● AIM OF THE TASK: Give the records back in full, exactly as they read.

● DATA EXCERPTS:
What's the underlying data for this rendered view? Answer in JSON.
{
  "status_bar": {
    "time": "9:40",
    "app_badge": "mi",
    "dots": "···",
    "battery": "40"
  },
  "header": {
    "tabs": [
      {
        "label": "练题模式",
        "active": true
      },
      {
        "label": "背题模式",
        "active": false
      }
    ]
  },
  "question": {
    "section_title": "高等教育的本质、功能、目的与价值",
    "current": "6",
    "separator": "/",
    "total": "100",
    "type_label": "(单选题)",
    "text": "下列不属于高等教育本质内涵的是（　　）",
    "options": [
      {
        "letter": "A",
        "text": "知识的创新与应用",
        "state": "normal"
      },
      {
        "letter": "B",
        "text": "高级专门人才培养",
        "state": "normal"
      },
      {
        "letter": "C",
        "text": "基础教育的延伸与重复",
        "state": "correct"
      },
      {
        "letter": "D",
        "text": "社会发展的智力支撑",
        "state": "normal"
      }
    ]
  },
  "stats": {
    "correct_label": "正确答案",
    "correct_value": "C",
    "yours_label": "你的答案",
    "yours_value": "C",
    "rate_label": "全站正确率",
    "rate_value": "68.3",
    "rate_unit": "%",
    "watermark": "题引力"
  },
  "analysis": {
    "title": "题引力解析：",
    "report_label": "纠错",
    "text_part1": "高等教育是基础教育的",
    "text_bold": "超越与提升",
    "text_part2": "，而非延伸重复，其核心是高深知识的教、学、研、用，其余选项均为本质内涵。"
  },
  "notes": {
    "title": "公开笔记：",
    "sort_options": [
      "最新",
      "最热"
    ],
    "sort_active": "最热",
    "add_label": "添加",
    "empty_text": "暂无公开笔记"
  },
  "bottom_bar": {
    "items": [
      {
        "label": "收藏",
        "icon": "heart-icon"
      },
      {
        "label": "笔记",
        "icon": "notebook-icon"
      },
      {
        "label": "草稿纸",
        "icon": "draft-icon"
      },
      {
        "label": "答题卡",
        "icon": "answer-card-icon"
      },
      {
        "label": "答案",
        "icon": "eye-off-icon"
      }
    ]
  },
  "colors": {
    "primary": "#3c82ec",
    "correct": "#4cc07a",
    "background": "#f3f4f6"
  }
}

● RESULT:
What's the underlying data for this rendered view? Answer in JSON.
{
  "status_bar": {
    "time": "9:40",
    "app_badge": "mi",
    "dots": "···",
    "battery": "40"
  },
  "header": {
    "tabs": [
      {
        "label": "练题模式",
        "active": true
      },
      {
        "label": "背题模式",
        "active": false
      }
    ]
  },
  "question": {
    "section_title": "高等教育的本质、功能、目的与价值",
    "current": "6",
    "separator": "/",
    "total": "100",
    "type_label": "(单选题)",
    "text": "下列不属于高等教育本质内涵的是（　　）",
    "options": [
      {
        "letter": "A",
        "text": "知识的创新与应用",
        "state": "normal"
      },
      {
        "letter": "B",
        "text": "高级专门人才培养",
        "state": "normal"
      },
      {
        "letter": "C",
        "text": "基础教育的延伸与重复",
        "state": "correct"
      },
      {
        "letter": "D",
        "text": "社会发展的智力支撑",
        "state": "normal"
      }
    ]
  },
  "stats": {
    "correct_label": "正确答案",
    "correct_value": "C",
    "yours_label": "你的答案",
    "yours_value": "C",
    "rate_label": "全站正确率",
    "rate_value": "68.3",
    "rate_unit": "%",
    "watermark": "题引力"
  },
  "analysis": {
    "title": "题引力解析：",
    "report_label": "纠错",
    "text_part1": "高等教育是基础教育的",
    "text_bold": "超越与提升",
    "text_part2": "，而非延伸重复，其核心是高深知识的教、学、研、用，其余选项均为本质内涵。"
  },
  "notes": {
    "title": "公开笔记：",
    "sort_options": [
      "最新",
      "最热"
    ],
    "sort_active": "最热",
    "add_label": "添加",
    "empty_text": "暂无公开笔记"
  },
  "bottom_bar": {
    "items": [
      {
        "label": "收藏",
        "icon": "heart-icon"
      },
      {
        "label": "笔记",
        "icon": "notebook-icon"
      },
      {
        "label": "草稿纸",
        "icon": "draft-icon"
      },
      {
        "label": "答题卡",
        "icon": "answer-card-icon"
      },
      {
        "label": "答案",
        "icon": "eye-off-icon"
      }
    ]
  },
  "colors": {
    "primary": "#3c82ec",
    "correct": "#4cc07a",
    "background": "#f3f4f6"
  }
}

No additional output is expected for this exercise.